[Figure dataset records]
==============================
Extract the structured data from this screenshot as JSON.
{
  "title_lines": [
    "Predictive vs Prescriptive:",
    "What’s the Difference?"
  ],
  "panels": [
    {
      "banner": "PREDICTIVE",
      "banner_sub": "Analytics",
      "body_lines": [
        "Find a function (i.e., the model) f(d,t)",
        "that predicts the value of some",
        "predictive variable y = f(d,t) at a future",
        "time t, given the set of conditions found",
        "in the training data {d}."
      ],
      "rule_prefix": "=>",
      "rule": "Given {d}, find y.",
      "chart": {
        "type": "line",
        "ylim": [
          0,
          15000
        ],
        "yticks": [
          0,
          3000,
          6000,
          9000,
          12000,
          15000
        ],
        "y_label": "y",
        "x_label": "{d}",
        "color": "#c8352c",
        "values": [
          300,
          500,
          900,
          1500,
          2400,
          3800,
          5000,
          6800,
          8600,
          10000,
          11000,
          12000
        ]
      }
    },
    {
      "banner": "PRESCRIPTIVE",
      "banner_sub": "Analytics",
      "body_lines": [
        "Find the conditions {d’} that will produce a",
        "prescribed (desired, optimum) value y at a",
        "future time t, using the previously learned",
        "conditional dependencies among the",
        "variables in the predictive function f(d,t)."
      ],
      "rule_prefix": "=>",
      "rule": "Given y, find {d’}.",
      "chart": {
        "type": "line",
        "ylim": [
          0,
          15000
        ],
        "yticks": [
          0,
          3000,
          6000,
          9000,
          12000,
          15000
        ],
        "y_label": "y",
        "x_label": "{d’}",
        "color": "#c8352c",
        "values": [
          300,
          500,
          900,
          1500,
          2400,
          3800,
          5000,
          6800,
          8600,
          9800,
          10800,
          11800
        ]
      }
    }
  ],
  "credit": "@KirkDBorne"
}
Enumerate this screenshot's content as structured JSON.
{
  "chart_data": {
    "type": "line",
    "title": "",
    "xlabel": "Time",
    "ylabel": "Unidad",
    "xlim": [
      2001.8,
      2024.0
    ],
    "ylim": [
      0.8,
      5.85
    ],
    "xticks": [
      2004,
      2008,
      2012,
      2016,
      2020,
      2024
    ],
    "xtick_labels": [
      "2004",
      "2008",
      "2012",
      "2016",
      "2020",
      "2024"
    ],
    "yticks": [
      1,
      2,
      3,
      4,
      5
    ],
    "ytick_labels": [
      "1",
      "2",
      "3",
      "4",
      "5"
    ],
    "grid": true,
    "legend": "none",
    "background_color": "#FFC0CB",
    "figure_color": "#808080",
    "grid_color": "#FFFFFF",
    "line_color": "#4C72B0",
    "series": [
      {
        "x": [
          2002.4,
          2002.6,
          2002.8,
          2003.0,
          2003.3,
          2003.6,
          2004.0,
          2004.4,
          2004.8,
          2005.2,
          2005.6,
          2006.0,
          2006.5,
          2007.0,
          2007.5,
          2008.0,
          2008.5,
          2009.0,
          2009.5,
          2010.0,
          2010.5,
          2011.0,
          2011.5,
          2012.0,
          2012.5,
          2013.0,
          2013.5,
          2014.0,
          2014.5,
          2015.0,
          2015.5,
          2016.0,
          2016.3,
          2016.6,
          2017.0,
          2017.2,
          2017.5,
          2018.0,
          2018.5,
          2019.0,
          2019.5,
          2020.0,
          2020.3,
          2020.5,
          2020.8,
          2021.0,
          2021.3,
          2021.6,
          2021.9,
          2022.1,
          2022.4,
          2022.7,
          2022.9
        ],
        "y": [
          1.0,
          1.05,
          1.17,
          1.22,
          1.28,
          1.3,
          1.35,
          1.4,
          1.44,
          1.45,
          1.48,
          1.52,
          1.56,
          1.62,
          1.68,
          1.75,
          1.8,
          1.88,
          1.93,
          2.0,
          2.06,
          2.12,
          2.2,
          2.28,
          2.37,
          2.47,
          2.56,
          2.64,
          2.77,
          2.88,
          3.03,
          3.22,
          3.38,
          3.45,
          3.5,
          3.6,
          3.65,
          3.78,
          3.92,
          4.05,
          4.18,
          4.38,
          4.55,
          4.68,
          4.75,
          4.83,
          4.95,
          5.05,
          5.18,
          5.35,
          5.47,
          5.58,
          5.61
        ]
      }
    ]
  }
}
==============================
■ What you need to do ■
Write out the records shown above, exactly as they appear.

■ Exercise answer ■
Extract the structured data from this screenshot as JSON.
{
  "title_lines": [
    "Predictive vs Prescriptive:",
    "What’s the Difference?"
  ],
  "panels": [
    {
      "banner": "PREDICTIVE",
      "banner_sub": "Analytics",
      "body_lines": [
        "Find a function (i.e., the model) f(d,t)",
        "that predicts the value of some",
        "predictive variable y = f(d,t) at a future",
        "time t, given the set of conditions found",
        "in the training data {d}."
      ],
      "rule_prefix": "=>",
      "rule": "Given {d}, find y.",
      "chart": {
        "type": "line",
        "ylim": [
          0,
          15000
        ],
        "yticks": [
          0,
          3000,
          6000,
          9000,
          12000,
          15000
        ],
        "y_label": "y",
        "x_label": "{d}",
        "color": "#c8352c",
        "values": [
          300,
          500,
          900,
          1500,
          2400,
          3800,
          5000,
          6800,
          8600,
          10000,
          11000,
          12000
        ]
      }
    },
    {
      "banner": "PRESCRIPTIVE",
      "banner_sub": "Analytics",
      "body_lines": [
        "Find the conditions {d’} that will produce a",
        "prescribed (desired, optimum) value y at a",
        "future time t, using the previously learned",
        "conditional dependencies among the",
        "variables in the predictive function f(d,t)."
      ],
      "rule_prefix": "=>",
      "rule": "Given y, find {d’}.",
      "chart": {
        "type": "line",
        "ylim": [
          0,
          15000
        ],
        "yticks": [
          0,
          3000,
          6000,
          9000,
          12000,
          15000
        ],
        "y_label": "y",
        "x_label": "{d’}",
        "color": "#c8352c",
        "values": [
          300,
          500,
          900,
          1500,
          2400,
          3800,
          5000,
          6800,
          8600,
          9800,
          10800,
          11800
        ]
      }
    }
  ],
  "credit": "@KirkDBorne"
}
Enumerate this screenshot's content as structured JSON.
{
  "chart_data": {
    "type": "line",
    "title": "",
    "xlabel": "Time",
    "ylabel": "Unidad",
    "xlim": [
      2001.8,
      2024.0
    ],
    "ylim": [
      0.8,
      5.85
    ],
    "xticks": [
      2004,
      2008,
      2012,
      2016,
      2020,
      2024
    ],
    "xtick_labels": [
      "2004",
      "2008",
      "2012",
      "2016",
      "2020",
      "2024"
    ],
    "yticks": [
      1,
      2,
      3,
      4,
      5
    ],
    "ytick_labels": [
      "1",
      "2",
      "3",
      "4",
      "5"
    ],
    "grid": true,
    "legend": "none",
    "background_color": "#FFC0CB",
    "figure_color": "#808080",
    "grid_color": "#FFFFFF",
    "line_color": "#4C72B0",
    "series": [
      {
        "x": [
          2002.4,
          2002.6,
          2002.8,
          2003.0,
          2003.3,
          2003.6,
          2004.0,
          2004.4,
          2004.8,
          2005.2,
          2005.6,
          2006.0,
          2006.5,
          2007.0,
          2007.5,
          2008.0,
          2008.5,
          2009.0,
          2009.5,
          2010.0,
          2010.5,
          2011.0,
          2011.5,
          2012.0,
          2012.5,
          2013.0,
          2013.5,
          2014.0,
          2014.5,
          2015.0,
          2015.5,
          2016.0,
          2016.3,
          2016.6,
          2017.0,
          2017.2,
          2017.5,
          2018.0,
          2018.5,
          2019.0,
          2019.5,
          2020.0,
          2020.3,
          2020.5,
          2020.8,
          2021.0,
          2021.3,
          2021.6,
          2021.9,
          2022.1,
          2022.4,
          2022.7,
          2022.9
        ],
        "y": [
          1.0,
          1.05,
          1.17,
          1.22,
          1.28,
          1.3,
          1.35,
          1.4,
          1.44,
          1.45,
          1.48,
          1.52,
          1.56,
          1.62,
          1.68,
          1.75,
          1.8,
          1.88,
          1.93,
          2.0,
          2.06,
          2.12,
          2.2,
          2.28,
          2.37,
          2.47,
          2.56,
          2.64,
          2.77,
          2.88,
          3.03,
          3.22,
          3.38,
          3.45,
          3.5,
          3.6,
          3.65,
          3.78,
          3.92,
          4.05,
          4.18,
          4.38,
          4.55,
          4.68,
          4.75,
          4.83,
          4.95,
          5.05,
          5.18,
          5.35,
          5.47,
          5.58,
          5.61
        ]
      }
    ]
  }
}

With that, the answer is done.